▸ Brano scelto:
↓

Sono due, ti prendono da ogni lato, ti saltellano intorno, attentano alla tua incolumità con macchinine radiocomandate.
Tu sei lì che prendi il caffè e trovi attaccato alle tue ginocchia un gomitolino di bambina, due anni e mezzo di puro tritolo, con i suoi ciuffi biondi, gli occhioni, e un sacco di chili di energia.
Non è che puoi esimerti: tocca giocare a SuperVioletta, tocca farla volare, tocca battere le manine e rispondere sempre alla stessa domanda.
Perchè?
Perchè ti chiami così?
Perchè Hello Kitty sulla carta si colora, sulla maglietta no?
Perchè il termosifone si chiama termosifone?
Perchè?
Poi ti giri, e decidi che non è che si può dar retta solo alle femmine, che si sa, sono vanesie.
C'è un maschietto bellissimo, con gli occhi color caramella mou, con i capelli soffici come seta, che sorride in un angolino, calmo, saggio, il maggiore, in grado di fermare sua sorella e in grado di aspettare, mostrando con la serenità di Siddartha i suoi dentini piccoli piccoli e comportandosi da vero signore.
Ma non è facile: perchè se apprezzi le macchinine, ti sentirai dire "A te non deve piacere. E' un gioco da maschietti."

↑

▸ I tuoi compiti:
1: Rispondi a queste domande sul brano dei due bambini.
(a) Quanti anni ha la bambina?
(b) Di che colore sono gli occhi del maschietto?
(c) A quale gioco tocca giocare con la bambina?
2: Trascrivi fedelmente la parte del brano dei due bambini che si apre con le parole contenenti "Sono due, ti" e si chiude con "sa, sono vanesie.".
3: Prosegui il brano dei due bambini partendo dopo la sua ultima frase.

▸ Voci elencate:
↓

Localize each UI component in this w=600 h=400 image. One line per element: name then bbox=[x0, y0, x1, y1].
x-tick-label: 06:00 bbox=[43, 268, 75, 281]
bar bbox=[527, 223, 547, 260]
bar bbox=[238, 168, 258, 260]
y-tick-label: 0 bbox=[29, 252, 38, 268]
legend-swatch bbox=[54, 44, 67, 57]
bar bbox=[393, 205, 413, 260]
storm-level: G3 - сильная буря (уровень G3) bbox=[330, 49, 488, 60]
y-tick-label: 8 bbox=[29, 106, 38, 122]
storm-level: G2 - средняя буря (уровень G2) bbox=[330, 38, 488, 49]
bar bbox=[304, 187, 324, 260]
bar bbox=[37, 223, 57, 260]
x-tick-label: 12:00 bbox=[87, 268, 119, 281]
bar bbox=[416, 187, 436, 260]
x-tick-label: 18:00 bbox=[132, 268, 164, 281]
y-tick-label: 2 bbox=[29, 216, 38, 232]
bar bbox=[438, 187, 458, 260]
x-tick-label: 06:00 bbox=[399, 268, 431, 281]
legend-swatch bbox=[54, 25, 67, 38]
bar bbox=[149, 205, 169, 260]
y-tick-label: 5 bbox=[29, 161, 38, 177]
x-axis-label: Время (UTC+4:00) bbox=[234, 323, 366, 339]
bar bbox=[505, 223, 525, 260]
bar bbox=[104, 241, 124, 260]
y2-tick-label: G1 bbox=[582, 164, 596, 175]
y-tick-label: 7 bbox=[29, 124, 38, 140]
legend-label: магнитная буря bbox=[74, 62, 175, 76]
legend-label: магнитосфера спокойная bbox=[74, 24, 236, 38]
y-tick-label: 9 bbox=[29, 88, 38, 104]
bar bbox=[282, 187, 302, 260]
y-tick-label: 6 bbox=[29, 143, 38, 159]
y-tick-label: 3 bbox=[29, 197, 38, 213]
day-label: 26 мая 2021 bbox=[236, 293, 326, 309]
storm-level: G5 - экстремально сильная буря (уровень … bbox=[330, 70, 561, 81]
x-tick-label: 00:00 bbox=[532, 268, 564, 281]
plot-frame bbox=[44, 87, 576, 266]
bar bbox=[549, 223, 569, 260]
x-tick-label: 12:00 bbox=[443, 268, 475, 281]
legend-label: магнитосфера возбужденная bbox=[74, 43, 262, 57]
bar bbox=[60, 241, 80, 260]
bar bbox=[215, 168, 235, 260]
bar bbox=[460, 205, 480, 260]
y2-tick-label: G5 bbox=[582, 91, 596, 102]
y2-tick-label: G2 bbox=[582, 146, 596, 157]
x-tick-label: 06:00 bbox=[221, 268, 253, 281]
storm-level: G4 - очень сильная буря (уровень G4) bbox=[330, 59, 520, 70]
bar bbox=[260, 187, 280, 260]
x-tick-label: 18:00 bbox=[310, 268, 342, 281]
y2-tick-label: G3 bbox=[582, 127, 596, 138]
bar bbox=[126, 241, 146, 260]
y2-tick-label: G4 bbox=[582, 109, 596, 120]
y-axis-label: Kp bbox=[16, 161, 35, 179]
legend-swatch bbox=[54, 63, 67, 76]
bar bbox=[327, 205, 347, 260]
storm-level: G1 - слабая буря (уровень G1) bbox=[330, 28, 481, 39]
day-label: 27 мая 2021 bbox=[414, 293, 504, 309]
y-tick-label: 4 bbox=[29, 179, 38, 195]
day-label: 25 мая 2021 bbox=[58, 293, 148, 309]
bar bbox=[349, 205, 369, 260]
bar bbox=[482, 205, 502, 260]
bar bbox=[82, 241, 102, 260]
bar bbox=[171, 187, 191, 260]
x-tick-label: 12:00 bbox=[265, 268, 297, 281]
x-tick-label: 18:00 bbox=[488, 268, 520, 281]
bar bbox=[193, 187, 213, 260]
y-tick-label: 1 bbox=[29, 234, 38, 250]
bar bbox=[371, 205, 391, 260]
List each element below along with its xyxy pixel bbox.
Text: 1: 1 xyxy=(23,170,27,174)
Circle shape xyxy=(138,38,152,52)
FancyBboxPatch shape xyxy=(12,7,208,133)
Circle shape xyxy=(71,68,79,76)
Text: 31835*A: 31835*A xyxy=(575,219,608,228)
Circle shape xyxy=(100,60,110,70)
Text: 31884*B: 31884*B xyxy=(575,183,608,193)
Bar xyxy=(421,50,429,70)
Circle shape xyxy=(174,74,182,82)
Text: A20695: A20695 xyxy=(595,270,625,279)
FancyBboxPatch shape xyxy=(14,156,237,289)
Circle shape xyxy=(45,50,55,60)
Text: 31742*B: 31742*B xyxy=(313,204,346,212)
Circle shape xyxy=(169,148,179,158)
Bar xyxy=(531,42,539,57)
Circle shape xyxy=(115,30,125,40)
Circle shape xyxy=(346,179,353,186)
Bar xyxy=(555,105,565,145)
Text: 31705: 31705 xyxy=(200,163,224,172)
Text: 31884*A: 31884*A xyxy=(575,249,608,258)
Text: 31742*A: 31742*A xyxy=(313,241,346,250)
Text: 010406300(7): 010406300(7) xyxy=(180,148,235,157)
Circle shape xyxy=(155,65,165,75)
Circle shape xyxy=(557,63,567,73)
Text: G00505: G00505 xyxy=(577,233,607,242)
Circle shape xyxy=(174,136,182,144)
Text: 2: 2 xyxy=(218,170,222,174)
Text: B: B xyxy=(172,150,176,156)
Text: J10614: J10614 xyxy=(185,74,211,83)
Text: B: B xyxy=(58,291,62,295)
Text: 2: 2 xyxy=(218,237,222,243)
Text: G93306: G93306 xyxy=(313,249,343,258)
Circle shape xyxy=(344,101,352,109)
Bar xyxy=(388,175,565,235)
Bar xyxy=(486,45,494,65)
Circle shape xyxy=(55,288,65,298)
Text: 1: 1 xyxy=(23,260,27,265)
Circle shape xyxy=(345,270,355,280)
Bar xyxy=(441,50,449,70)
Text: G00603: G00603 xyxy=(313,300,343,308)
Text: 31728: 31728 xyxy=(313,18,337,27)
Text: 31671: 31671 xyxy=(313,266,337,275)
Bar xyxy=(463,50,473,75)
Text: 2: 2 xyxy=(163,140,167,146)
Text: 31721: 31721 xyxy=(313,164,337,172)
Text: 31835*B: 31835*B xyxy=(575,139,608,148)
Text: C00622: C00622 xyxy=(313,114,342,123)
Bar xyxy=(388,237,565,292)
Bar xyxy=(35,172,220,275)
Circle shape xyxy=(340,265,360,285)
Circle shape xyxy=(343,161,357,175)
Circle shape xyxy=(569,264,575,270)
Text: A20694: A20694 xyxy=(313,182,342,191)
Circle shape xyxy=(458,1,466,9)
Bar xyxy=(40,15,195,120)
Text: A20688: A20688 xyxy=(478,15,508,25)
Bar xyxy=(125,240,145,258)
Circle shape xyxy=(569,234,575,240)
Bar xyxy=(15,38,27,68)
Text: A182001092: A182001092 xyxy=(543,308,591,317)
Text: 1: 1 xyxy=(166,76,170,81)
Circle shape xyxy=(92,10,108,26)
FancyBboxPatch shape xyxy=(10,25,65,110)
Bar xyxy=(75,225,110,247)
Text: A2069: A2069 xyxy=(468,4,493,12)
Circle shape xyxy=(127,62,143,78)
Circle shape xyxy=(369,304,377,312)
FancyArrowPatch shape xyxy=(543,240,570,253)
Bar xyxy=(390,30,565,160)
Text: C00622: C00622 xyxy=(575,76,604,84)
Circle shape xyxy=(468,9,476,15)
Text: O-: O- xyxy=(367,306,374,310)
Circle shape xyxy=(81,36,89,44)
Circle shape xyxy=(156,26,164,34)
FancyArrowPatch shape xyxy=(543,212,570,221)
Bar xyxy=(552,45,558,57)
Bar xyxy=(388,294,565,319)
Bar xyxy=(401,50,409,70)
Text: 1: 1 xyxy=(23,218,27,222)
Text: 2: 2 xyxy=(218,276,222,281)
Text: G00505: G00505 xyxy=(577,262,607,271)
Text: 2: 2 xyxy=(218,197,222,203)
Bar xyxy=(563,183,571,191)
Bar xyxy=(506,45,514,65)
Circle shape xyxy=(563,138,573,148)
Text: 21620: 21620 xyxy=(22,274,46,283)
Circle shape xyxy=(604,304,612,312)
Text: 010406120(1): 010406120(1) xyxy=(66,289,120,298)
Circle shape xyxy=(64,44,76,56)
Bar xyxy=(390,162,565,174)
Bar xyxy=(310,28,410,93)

↑

▸ Risposte qui sotto:
1:
(a) Due anni e mezzo.
(b) Color caramella mou.
(c) A SuperVioletta.

2:
Sono due, ti prendono da ogni lato, ti saltellano intorno, attentano alla tua incolumità con macchinine radiocomandate.
Tu sei lì che prendi il caffè e trovi attaccato alle tue ginocchia un gomitolino di bambina, due anni e mezzo di puro tritolo, con i suoi ciuffi biondi, gli occhioni, e un sacco di chili di energia.
Non è che puoi esimerti: tocca giocare a SuperVioletta, tocca farla volare, tocca battere le manine e rispondere sempre alla stessa domanda.
Perchè?
Perchè ti chiami così?
Perchè Hello Kitty sulla carta si colora, sulla maglietta no?
Perchè il termosifone si chiama termosifone?
Perchè?
Poi ti giri, e decidi che non è che si può dar retta solo alle femmine, che si sa, sono vanesie.

3:
E vagli a spiegare che io una macchinina blu ce l'ho, e la guido pure. Lui, ha ancora quattordici anni di radiocomando davanti a sè, secondo le regole vigenti.
E' nello stempo un signore, che davanti al gravoso incidente di un pacco regalo caduto, dichiara tronfio "Lascia, non preoccuparti, ci penso io."
Un vero cavaliere.
Che però, giocando alle freccette, si esalta e non manca di mostrare i tuoi errori.
Vorrei dire che ho sbagliato per farlo vincere; la verità è che mi ha umiliata.
Poi in qualche momento non ben definito, qualcosa cambia in meglio.
E ti accorgi che sei l'unica che riesce a fare mangiare la biondina, e ti accorgi che quando non ci sei, il piccolo paggetto ti cerca.
Ti accorgi che ti chiamano per nome, e quando li lasci per tornare a casa, hanno i lucciconi.
La cosa strana, è che ti accorgi che ce li hai anche tu.